Retype the listing that follows, word for word.

Entries with figure data

────────────────────────────────────────

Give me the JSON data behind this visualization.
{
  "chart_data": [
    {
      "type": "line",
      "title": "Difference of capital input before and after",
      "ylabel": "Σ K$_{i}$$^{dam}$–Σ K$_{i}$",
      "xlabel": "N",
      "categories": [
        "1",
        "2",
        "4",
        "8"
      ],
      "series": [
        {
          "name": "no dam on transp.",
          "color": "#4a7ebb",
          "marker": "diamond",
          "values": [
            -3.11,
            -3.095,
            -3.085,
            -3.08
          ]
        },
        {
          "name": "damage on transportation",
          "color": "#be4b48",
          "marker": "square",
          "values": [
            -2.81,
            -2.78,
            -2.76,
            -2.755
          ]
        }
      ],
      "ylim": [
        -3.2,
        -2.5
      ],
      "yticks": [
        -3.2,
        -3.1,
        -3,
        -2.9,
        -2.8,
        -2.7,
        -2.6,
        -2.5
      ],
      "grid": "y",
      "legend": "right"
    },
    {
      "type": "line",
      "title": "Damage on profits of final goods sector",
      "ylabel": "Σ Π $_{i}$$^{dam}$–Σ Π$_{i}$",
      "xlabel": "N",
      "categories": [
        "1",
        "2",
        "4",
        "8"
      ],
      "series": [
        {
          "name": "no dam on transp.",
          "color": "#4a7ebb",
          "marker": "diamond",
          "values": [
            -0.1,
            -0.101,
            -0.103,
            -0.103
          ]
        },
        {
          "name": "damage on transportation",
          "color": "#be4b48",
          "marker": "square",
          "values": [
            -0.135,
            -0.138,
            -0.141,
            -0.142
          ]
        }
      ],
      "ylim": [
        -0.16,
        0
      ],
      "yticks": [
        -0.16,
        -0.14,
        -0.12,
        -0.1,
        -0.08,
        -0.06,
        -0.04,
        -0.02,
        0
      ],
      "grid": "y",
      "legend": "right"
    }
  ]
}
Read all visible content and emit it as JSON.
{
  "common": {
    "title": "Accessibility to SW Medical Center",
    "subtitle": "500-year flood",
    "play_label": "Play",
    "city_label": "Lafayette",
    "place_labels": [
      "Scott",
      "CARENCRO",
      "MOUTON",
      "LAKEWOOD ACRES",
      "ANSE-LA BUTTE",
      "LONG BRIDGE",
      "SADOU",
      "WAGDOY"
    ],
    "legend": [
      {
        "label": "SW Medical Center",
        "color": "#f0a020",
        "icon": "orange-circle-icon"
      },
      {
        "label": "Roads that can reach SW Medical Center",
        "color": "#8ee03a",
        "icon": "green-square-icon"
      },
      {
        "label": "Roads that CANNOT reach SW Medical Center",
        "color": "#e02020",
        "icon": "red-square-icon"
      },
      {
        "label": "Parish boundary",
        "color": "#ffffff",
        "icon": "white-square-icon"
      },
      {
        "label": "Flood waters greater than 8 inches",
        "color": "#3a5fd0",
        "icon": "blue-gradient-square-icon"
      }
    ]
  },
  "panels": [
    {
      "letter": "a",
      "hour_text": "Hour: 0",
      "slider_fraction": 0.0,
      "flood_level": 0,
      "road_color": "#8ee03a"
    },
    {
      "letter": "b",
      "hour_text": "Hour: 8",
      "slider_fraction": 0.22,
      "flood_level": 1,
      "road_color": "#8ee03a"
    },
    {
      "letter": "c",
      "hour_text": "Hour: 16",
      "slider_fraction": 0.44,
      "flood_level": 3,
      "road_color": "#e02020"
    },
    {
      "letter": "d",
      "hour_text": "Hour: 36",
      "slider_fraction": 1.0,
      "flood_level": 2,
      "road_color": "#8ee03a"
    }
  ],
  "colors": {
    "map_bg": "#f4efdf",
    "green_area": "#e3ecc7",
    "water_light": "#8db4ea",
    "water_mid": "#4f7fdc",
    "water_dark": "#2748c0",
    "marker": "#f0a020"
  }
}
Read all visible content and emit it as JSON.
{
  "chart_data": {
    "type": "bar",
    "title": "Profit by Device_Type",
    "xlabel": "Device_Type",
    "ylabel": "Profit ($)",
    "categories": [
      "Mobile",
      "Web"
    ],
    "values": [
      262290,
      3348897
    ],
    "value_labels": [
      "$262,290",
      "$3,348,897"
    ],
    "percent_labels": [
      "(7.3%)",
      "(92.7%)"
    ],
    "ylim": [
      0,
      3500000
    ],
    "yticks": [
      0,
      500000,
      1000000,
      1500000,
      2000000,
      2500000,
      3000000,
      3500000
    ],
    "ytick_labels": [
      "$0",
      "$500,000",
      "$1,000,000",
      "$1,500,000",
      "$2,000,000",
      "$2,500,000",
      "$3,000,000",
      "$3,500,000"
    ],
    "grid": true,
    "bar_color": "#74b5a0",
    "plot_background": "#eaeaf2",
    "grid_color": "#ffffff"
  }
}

────────────────────────────────────────

OUTPUT FOR THIS EXERCISE -
Give me the JSON data behind this visualization.
{
  "chart_data": [
    {
      "type": "line",
      "title": "Difference of capital input before and after",
      "ylabel": "Σ K$_{i}$$^{dam}$–Σ K$_{i}$",
      "xlabel": "N",
      "categories": [
        "1",
        "2",
        "4",
        "8"
      ],
      "series": [
        {
          "name": "no dam on transp.",
          "color": "#4a7ebb",
          "marker": "diamond",
          "values": [
            -3.11,
            -3.095,
            -3.085,
            -3.08
          ]
        },
        {
          "name": "damage on transportation",
          "color": "#be4b48",
          "marker": "square",
          "values": [
            -2.81,
            -2.78,
            -2.76,
            -2.755
          ]
        }
      ],
      "ylim": [
        -3.2,
        -2.5
      ],
      "yticks": [
        -3.2,
        -3.1,
        -3,
        -2.9,
        -2.8,
        -2.7,
        -2.6,
        -2.5
      ],
      "grid": "y",
      "legend": "right"
    },
    {
      "type": "line",
      "title": "Damage on profits of final goods sector",
      "ylabel": "Σ Π $_{i}$$^{dam}$–Σ Π$_{i}$",
      "xlabel": "N",
      "categories": [
        "1",
        "2",
        "4",
        "8"
      ],
      "series": [
        {
          "name": "no dam on transp.",
          "color": "#4a7ebb",
          "marker": "diamond",
          "values": [
            -0.1,
            -0.101,
            -0.103,
            -0.103
          ]
        },
        {
          "name": "damage on transportation",
          "color": "#be4b48",
          "marker": "square",
          "values": [
            -0.135,
            -0.138,
            -0.141,
            -0.142
          ]
        }
      ],
      "ylim": [
        -0.16,
        0
      ],
      "yticks": [
        -0.16,
        -0.14,
        -0.12,
        -0.1,
        -0.08,
        -0.06,
        -0.04,
        -0.02,
        0
      ],
      "grid": "y",
      "legend": "right"
    }
  ]
}
Read all visible content and emit it as JSON.
{
  "common": {
    "title": "Accessibility to SW Medical Center",
    "subtitle": "500-year flood",
    "play_label": "Play",
    "city_label": "Lafayette",
    "place_labels": [
      "Scott",
      "CARENCRO",
      "MOUTON",
      "LAKEWOOD ACRES",
      "ANSE-LA BUTTE",
      "LONG BRIDGE",
      "SADOU",
      "WAGDOY"
    ],
    "legend": [
      {
        "label": "SW Medical Center",
        "color": "#f0a020",
        "icon": "orange-circle-icon"
      },
      {
        "label": "Roads that can reach SW Medical Center",
        "color": "#8ee03a",
        "icon": "green-square-icon"
      },
      {
        "label": "Roads that CANNOT reach SW Medical Center",
        "color": "#e02020",
        "icon": "red-square-icon"
      },
      {
        "label": "Parish boundary",
        "color": "#ffffff",
        "icon": "white-square-icon"
      },
      {
        "label": "Flood waters greater than 8 inches",
        "color": "#3a5fd0",
        "icon": "blue-gradient-square-icon"
      }
    ]
  },
  "panels": [
    {
      "letter": "a",
      "hour_text": "Hour: 0",
      "slider_fraction": 0.0,
      "flood_level": 0,
      "road_color": "#8ee03a"
    },
    {
      "letter": "b",
      "hour_text": "Hour: 8",
      "slider_fraction": 0.22,
      "flood_level": 1,
      "road_color": "#8ee03a"
    },
    {
      "letter": "c",
      "hour_text": "Hour: 16",
      "slider_fraction": 0.44,
      "flood_level": 3,
      "road_color": "#e02020"
    },
    {
      "letter": "d",
      "hour_text": "Hour: 36",
      "slider_fraction": 1.0,
      "flood_level": 2,
      "road_color": "#8ee03a"
    }
  ],
  "colors": {
    "map_bg": "#f4efdf",
    "green_area": "#e3ecc7",
    "water_light": "#8db4ea",
    "water_mid": "#4f7fdc",
    "water_dark": "#2748c0",
    "marker": "#f0a020"
  }
}
Read all visible content and emit it as JSON.
{
  "chart_data": {
    "type": "bar",
    "title": "Profit by Device_Type",
    "xlabel": "Device_Type",
    "ylabel": "Profit ($)",
    "categories": [
      "Mobile",
      "Web"
    ],
    "values": [
      262290,
      3348897
    ],
    "value_labels": [
      "$262,290",
      "$3,348,897"
    ],
    "percent_labels": [
      "(7.3%)",
      "(92.7%)"
    ],
    "ylim": [
      0,
      3500000
    ],
    "yticks": [
      0,
      500000,
      1000000,
      1500000,
      2000000,
      2500000,
      3000000,
      3500000
    ],
    "ytick_labels": [
      "$0",
      "$500,000",
      "$1,000,000",
      "$1,500,000",
      "$2,000,000",
      "$2,500,000",
      "$3,000,000",
      "$3,500,000"
    ],
    "grid": true,
    "bar_color": "#74b5a0",
    "plot_background": "#eaeaf2",
    "grid_color": "#ffffff"
  }
}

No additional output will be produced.